**Extrait choisi:**
Exploiter le sens du toucher des plantes



Et si on pouvait aider les plantes à mieux se protéger des insectes ou du vent en contrôlant leur sens du toucher? C'est ce que cherche à réaliser Anja Geitmann, professeure et doyenne de la Faculté de l'agriculture et des sciences de l'environnement de l'Université McGill, en étudiant la mimosa, une plante d'origine tropicale qui a le réflexe de replier ses feuilles, entre autres lorsqu'on la touche ou que le vent est trop fort.

Même si peu de plantes réagissent de façon aussi spectaculaire que la mimosa, elles sont toutes capables de percevoir des stimuli comme le toucher, la gravité ou la pression.

Même si peu de plantes réagissent de façon aussi spectaculaire que la mimosa, elles sont toutes capables de percevoir des stimuli comme le toucher, la gravité ou la pression. Mais on ne comprend pas bien comment cela se produit. À l'aide de différentes techniques de biologie moléculaire, Anja Geitmann et son collègue Sharif Naeini, du Département de physiologie, ont voulu vérifier l'hypothèse selon laquelle les plantes perçoivent le toucher grâce à des canaux ioniques situés à la surface de leurs feuilles. Ces canaux sont des protéines en forme de beignes qui laissent passer des ions comme le sodium ou le potassium, essentiels au fonctionnement des cellules.

Données de compréhension de documents
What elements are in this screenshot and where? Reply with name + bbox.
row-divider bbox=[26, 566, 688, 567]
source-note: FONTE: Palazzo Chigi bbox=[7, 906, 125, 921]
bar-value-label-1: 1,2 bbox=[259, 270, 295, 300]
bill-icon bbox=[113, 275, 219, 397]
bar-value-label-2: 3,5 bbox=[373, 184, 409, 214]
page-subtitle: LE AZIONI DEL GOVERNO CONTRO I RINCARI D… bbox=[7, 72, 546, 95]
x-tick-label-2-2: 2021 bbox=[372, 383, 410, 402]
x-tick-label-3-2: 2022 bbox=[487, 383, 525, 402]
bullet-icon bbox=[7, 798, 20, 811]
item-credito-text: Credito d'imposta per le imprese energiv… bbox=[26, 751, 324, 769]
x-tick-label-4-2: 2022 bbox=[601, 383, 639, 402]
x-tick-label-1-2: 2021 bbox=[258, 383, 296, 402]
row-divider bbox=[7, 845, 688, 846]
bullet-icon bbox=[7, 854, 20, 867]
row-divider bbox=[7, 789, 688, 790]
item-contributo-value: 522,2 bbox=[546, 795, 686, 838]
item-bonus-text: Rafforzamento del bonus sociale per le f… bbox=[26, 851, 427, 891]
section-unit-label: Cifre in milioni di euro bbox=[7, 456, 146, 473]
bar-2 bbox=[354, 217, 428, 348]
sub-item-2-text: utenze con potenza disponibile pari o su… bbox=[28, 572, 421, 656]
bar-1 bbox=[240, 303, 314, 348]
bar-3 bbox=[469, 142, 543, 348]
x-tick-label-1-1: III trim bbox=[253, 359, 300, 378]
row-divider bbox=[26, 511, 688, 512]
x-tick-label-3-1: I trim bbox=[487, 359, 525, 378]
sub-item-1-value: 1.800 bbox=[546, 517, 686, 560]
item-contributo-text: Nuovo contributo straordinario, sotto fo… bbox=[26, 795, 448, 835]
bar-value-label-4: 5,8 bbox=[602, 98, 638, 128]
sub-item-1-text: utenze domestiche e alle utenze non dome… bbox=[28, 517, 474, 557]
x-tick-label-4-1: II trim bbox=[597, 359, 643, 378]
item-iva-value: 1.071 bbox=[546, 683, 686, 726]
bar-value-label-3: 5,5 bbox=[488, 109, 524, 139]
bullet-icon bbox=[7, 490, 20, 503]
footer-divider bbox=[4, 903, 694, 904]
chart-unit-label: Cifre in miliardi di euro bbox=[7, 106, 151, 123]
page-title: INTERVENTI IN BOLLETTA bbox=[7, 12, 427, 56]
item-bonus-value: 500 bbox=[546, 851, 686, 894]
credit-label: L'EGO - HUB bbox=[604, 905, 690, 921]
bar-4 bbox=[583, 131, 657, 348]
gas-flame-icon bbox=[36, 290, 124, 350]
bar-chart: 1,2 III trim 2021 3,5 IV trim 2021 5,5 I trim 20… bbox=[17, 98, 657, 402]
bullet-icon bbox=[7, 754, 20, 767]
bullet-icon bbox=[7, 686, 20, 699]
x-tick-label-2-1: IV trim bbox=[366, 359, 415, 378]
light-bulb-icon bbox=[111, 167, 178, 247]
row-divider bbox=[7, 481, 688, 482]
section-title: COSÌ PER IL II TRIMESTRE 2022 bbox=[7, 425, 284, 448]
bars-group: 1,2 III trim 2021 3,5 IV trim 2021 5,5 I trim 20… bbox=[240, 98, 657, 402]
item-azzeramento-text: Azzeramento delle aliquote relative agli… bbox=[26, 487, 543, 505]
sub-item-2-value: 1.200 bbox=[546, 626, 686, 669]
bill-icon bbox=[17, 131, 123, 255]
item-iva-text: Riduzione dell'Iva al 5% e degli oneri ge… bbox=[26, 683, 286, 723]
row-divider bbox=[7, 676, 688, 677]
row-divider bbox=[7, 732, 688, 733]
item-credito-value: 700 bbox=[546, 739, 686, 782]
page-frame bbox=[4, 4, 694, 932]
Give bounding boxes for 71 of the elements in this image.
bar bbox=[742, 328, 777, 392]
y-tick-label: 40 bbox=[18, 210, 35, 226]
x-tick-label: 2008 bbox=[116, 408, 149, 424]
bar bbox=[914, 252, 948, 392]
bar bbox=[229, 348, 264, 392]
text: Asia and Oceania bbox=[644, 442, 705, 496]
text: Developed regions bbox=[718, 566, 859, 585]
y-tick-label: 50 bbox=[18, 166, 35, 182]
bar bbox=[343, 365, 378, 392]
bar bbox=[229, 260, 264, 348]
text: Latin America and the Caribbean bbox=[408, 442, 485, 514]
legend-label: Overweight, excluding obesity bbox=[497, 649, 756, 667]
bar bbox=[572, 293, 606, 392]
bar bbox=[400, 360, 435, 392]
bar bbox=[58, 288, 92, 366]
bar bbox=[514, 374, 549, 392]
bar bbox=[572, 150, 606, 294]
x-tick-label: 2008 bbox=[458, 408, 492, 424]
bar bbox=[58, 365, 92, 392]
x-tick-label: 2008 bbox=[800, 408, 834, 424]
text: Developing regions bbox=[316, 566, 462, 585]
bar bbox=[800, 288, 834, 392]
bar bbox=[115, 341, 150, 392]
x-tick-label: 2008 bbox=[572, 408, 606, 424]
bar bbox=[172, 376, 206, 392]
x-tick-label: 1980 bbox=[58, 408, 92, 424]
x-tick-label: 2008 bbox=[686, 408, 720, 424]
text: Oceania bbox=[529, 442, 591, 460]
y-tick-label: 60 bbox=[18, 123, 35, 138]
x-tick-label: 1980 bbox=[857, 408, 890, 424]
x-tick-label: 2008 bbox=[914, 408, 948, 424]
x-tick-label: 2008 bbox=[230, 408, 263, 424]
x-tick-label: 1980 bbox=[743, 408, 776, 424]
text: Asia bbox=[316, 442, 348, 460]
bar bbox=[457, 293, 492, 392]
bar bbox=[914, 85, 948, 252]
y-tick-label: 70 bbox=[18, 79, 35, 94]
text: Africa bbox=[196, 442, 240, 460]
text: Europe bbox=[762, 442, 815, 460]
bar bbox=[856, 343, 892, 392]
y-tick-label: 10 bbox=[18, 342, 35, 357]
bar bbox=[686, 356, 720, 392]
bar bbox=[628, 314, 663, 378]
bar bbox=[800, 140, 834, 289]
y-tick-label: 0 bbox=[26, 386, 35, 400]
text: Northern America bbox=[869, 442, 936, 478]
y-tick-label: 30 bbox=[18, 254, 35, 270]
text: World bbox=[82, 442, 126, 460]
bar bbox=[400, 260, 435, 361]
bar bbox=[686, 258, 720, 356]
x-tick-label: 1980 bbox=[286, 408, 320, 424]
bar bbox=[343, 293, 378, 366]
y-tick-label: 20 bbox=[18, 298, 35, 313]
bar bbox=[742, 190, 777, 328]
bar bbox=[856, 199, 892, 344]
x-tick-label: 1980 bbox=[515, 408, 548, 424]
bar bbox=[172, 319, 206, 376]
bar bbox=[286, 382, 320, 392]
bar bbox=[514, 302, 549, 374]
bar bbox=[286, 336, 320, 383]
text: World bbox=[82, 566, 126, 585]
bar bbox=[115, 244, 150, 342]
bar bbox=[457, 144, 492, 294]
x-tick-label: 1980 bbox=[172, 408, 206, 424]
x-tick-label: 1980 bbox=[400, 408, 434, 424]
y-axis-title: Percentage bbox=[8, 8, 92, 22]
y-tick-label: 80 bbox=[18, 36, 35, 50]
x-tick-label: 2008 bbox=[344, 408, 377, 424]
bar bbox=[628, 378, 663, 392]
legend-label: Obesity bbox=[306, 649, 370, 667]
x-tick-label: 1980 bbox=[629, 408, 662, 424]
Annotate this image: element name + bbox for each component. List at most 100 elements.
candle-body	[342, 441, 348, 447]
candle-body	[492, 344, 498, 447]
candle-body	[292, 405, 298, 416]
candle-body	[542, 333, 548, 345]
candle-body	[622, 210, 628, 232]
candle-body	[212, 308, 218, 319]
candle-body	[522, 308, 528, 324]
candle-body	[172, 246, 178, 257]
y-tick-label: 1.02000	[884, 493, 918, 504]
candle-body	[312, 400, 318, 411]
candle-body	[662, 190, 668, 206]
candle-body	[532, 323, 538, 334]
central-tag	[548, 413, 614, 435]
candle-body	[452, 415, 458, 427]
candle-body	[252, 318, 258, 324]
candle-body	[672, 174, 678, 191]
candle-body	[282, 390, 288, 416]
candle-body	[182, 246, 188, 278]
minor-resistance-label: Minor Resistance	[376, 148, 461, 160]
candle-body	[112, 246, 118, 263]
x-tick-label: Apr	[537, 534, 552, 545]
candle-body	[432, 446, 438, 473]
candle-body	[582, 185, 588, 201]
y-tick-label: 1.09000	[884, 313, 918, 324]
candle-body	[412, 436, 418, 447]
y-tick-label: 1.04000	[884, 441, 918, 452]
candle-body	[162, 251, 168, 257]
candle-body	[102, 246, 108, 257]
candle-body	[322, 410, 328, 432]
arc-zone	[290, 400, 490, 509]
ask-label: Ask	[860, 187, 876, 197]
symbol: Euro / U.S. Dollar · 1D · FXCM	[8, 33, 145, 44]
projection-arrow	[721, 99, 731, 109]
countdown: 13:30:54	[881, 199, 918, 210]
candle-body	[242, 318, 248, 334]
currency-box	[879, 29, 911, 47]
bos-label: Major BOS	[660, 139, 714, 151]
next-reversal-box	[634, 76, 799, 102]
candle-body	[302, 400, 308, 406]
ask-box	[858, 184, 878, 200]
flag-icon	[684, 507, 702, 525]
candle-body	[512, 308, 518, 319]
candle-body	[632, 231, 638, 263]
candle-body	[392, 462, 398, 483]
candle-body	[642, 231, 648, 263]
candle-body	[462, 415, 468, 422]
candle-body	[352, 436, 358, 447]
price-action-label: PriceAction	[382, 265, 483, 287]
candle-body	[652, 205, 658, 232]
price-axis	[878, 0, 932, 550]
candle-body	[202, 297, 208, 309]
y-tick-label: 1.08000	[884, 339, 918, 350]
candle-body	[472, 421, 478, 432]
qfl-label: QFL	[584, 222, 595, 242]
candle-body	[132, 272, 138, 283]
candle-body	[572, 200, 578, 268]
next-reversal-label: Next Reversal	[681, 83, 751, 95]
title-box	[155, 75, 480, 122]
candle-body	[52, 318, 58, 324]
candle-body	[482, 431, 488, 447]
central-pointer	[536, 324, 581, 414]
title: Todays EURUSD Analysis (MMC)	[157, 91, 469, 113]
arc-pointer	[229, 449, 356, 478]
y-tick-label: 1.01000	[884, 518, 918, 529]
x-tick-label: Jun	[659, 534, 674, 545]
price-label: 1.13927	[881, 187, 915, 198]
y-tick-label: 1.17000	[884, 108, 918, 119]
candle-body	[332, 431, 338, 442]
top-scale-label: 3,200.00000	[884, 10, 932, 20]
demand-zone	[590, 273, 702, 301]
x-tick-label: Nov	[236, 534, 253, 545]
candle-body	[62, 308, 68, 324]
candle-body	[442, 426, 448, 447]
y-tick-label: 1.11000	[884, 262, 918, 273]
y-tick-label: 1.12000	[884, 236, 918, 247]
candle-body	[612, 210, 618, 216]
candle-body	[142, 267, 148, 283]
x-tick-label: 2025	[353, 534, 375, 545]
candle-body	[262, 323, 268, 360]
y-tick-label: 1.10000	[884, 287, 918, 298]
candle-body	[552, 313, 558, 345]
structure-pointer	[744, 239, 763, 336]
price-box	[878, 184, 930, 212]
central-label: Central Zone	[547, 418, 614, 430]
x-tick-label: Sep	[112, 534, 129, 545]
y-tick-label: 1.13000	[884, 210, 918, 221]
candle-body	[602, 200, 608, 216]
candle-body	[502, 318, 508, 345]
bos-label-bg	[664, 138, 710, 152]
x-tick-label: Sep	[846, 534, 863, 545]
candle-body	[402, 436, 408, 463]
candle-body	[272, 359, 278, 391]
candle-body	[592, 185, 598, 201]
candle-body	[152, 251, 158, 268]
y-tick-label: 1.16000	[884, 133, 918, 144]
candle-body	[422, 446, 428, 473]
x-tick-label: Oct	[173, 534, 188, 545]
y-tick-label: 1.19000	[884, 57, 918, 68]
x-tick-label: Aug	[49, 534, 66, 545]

**Exercices:**
[1] Dans l'extrait sur le toucher des plantes, résumez en deux phrases le paragraphe qui commence par « Et si on pouvait aider les plantes ».
[2] Poursuivez l'extrait sur le toucher des plantes après sa dernière phrase.

**Corrigé:**
[1] Anja Geitmann, professeure et doyenne de la Faculté de l'agriculture et des sciences de l'environnement de l'Université McGill, étudie la mimosa, une plante d'origine tropicale qui replie ses feuilles notamment quand on la touche ou quand le vent est trop fort. Elle cherche à contrôler le sens du toucher des plantes pour les aider à mieux se protéger des insectes ou du vent.

[2]
Les chercheurs ont isolé des cellules de la veine centrale de la feuille de mimosa. En retirant la paroi de chaque cellule, ils ont réussi à mesurer le transport d'ions. Puis, en appliquant différentes forces de courant électrique sur les canaux ioniques, les scientifiques ont confirmé que ceux-ci transmettent des signaux électriques entre les cellules de la plante pour la faire réagir à un stimulus. Ils ont répété l'expérience sur d'autres parties de la feuille et se sont aperçus qu'il faut toucher des cellules spécifiques de la nervure centrale pour que la plante réagisse. La chercheuse sonde maintenant les gènes responsables de ce sens du toucher chez plusieurs autres végétaux. Le but ultime : exploiter ces gènes pour rendre certaines plantes plus résistantes à leur environnement, une piste des plus intéressantes pour l'industrie agricole.